▶ Task brief
Reproduce the lines without changes, from the first line of the records through the line that contains "candle-body (15, 264, 20, 271)", both ends included.

^^^^^^^^^^^^^^^^

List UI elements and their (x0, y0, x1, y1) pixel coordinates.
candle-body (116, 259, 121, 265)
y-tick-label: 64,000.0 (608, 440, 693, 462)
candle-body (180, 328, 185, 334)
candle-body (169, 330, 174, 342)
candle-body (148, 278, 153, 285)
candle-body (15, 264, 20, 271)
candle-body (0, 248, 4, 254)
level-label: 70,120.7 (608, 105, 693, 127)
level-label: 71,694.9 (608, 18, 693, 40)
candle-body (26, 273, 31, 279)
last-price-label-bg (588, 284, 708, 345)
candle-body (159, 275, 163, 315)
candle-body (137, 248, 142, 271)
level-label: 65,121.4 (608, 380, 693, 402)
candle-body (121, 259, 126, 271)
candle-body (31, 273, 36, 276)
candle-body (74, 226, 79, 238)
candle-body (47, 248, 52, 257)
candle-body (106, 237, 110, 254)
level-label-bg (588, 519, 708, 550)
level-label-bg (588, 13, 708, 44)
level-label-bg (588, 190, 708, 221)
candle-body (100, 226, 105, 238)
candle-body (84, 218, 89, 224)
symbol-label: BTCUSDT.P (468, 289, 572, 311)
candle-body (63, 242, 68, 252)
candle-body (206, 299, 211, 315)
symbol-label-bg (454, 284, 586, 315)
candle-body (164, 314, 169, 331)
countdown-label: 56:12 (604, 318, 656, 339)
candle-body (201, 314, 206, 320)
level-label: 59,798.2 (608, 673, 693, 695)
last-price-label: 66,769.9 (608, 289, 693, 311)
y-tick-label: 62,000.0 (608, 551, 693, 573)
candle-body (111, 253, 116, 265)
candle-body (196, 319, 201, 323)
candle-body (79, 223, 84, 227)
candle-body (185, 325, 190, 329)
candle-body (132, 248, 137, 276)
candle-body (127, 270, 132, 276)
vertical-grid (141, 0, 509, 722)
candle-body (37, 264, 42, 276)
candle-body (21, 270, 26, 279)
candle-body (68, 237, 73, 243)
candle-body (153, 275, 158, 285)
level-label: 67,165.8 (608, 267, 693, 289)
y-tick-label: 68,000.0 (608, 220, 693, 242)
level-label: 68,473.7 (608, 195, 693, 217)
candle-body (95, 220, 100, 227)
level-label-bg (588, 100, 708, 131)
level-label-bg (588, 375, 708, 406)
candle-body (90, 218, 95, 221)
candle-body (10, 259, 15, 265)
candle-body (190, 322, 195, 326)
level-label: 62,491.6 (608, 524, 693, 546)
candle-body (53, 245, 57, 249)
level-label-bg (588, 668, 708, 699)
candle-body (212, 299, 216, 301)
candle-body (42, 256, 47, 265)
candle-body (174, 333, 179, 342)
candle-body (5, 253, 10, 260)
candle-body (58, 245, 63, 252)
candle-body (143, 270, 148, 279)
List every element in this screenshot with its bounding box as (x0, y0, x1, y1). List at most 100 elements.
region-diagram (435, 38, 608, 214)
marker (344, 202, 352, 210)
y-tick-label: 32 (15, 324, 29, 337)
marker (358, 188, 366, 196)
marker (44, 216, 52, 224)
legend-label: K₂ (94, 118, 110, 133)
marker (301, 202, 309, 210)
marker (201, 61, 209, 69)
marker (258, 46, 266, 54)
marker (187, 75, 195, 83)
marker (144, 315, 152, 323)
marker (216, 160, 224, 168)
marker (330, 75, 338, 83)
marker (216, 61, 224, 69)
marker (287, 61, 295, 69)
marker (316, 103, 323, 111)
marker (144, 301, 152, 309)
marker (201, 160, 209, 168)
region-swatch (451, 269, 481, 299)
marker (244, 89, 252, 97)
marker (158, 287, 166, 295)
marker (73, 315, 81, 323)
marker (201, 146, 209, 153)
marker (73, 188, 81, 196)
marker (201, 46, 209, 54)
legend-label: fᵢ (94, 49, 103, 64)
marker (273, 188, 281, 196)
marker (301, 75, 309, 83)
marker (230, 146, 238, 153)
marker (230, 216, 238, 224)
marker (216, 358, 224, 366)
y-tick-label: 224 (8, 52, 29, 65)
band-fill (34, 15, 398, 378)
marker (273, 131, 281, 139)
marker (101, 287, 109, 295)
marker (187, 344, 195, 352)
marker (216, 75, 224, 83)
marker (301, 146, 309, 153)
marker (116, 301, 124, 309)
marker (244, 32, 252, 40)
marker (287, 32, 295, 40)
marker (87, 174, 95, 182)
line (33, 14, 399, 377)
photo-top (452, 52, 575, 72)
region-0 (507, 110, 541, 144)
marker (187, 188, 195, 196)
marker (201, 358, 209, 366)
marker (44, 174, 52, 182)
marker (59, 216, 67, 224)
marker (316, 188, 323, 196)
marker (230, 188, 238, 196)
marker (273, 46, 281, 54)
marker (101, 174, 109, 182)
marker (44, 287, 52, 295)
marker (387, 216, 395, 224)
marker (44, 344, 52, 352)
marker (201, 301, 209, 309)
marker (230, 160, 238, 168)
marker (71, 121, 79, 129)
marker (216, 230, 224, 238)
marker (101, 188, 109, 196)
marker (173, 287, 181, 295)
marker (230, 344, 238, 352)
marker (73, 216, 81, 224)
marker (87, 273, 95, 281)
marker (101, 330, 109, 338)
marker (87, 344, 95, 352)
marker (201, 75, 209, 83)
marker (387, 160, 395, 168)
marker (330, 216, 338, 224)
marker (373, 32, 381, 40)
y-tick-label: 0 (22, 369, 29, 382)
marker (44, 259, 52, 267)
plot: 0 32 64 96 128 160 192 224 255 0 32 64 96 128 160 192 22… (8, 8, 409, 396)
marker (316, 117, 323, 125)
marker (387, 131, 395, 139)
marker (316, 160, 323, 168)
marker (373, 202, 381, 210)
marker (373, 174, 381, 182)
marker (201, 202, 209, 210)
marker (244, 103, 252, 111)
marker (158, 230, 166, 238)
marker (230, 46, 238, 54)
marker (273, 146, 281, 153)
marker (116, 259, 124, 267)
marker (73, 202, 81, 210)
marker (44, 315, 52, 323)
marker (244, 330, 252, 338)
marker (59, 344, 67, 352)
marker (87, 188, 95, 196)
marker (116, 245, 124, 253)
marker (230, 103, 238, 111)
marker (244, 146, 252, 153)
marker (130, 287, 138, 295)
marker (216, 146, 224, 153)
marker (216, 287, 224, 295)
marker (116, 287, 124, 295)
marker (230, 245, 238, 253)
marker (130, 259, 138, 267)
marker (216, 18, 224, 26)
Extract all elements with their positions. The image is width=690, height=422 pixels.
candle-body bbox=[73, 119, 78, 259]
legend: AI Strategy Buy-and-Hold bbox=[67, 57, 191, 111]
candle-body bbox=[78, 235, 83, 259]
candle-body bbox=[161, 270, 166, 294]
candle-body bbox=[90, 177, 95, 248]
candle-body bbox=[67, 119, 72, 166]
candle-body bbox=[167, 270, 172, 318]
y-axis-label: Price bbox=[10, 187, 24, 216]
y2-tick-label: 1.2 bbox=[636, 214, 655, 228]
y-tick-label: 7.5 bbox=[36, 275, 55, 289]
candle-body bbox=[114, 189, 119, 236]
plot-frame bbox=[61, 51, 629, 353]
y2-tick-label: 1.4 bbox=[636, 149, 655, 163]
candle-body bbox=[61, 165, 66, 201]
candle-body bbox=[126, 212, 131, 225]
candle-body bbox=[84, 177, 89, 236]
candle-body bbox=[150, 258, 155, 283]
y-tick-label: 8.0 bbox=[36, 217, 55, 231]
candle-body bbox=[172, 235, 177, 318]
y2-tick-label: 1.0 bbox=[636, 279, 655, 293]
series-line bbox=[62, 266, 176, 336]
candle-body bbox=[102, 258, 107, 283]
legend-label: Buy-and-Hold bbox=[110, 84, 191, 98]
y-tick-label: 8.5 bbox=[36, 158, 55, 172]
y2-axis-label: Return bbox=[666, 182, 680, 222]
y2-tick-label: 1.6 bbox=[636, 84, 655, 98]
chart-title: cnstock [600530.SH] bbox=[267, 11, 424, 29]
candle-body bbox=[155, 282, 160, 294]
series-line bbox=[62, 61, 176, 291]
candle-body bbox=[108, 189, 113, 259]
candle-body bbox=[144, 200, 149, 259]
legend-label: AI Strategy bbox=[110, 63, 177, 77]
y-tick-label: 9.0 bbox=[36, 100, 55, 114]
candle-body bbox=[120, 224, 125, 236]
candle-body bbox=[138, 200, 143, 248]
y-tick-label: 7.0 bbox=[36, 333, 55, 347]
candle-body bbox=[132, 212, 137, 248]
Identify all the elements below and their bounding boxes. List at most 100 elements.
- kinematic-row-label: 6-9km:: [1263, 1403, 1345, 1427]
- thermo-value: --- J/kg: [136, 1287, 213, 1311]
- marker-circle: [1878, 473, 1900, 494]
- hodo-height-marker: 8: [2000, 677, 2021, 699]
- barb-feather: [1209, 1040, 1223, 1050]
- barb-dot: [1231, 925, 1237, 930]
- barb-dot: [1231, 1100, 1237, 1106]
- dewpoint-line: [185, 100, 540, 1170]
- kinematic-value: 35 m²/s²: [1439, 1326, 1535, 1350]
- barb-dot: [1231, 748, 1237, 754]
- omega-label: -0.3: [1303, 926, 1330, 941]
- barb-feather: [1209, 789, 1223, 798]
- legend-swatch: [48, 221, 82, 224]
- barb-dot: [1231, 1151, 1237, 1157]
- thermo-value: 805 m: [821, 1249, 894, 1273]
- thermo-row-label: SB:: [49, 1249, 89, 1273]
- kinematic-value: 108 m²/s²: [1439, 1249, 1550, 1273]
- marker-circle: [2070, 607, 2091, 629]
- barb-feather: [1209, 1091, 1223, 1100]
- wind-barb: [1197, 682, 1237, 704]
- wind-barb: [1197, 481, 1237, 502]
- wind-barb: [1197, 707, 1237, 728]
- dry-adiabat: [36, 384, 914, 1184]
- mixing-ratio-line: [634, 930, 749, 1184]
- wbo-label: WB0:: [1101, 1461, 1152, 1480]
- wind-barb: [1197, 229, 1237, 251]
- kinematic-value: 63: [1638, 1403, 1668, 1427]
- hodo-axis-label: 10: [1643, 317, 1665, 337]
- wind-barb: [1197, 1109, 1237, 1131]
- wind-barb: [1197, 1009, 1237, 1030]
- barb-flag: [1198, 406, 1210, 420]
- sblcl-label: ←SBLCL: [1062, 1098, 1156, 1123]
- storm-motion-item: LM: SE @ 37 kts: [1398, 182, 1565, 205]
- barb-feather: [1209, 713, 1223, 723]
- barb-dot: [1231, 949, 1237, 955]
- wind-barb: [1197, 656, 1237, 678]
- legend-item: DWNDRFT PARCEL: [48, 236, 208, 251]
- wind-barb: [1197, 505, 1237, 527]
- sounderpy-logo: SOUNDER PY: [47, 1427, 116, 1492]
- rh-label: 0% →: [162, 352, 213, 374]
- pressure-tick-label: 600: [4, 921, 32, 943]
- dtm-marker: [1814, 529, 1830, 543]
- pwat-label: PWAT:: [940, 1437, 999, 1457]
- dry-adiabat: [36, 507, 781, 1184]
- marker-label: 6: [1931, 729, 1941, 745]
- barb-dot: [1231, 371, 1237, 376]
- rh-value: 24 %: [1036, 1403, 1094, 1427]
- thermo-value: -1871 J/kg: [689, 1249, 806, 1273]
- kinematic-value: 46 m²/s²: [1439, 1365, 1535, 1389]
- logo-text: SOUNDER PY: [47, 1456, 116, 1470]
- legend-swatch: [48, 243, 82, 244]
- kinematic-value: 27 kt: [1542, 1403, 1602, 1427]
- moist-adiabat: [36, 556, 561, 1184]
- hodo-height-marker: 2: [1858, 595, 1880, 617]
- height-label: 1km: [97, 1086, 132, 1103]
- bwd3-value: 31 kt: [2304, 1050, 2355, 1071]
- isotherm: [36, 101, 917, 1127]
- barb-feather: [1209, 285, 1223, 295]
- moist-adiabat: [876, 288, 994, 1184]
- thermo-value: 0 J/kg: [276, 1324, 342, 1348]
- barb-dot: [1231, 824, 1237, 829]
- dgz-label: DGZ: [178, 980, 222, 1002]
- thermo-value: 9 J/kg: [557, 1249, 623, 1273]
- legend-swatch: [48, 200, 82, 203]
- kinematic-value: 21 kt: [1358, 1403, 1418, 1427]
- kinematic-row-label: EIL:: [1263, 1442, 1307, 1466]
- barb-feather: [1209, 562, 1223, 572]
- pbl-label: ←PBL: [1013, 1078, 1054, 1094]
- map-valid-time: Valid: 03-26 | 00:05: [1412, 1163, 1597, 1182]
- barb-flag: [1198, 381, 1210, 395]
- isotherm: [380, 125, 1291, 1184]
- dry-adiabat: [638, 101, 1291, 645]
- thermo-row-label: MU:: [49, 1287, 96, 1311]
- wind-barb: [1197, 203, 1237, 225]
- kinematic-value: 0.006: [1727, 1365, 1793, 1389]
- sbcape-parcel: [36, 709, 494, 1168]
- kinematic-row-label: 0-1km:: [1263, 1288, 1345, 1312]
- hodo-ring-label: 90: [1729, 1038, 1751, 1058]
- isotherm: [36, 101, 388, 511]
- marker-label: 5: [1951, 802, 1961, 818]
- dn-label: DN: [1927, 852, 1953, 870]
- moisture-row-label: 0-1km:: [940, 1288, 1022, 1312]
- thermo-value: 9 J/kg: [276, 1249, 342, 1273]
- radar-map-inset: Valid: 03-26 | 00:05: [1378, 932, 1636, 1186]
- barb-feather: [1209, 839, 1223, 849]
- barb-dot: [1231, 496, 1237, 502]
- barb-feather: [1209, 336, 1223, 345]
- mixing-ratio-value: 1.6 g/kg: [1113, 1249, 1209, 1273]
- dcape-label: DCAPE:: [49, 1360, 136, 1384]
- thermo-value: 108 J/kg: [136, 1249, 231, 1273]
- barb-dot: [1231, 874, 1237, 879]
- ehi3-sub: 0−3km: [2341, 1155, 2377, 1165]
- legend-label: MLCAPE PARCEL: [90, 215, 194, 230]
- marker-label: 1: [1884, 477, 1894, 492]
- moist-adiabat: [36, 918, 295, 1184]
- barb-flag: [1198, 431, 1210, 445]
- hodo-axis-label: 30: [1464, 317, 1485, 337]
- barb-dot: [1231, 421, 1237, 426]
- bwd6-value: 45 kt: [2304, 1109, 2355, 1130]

^^^^^^^^^^^^^^^^

▶ Task response
List UI elements and their (x0, y0, x1, y1) pixel coordinates.
candle-body (116, 259, 121, 265)
y-tick-label: 64,000.0 (608, 440, 693, 462)
candle-body (180, 328, 185, 334)
candle-body (169, 330, 174, 342)
candle-body (148, 278, 153, 285)
candle-body (15, 264, 20, 271)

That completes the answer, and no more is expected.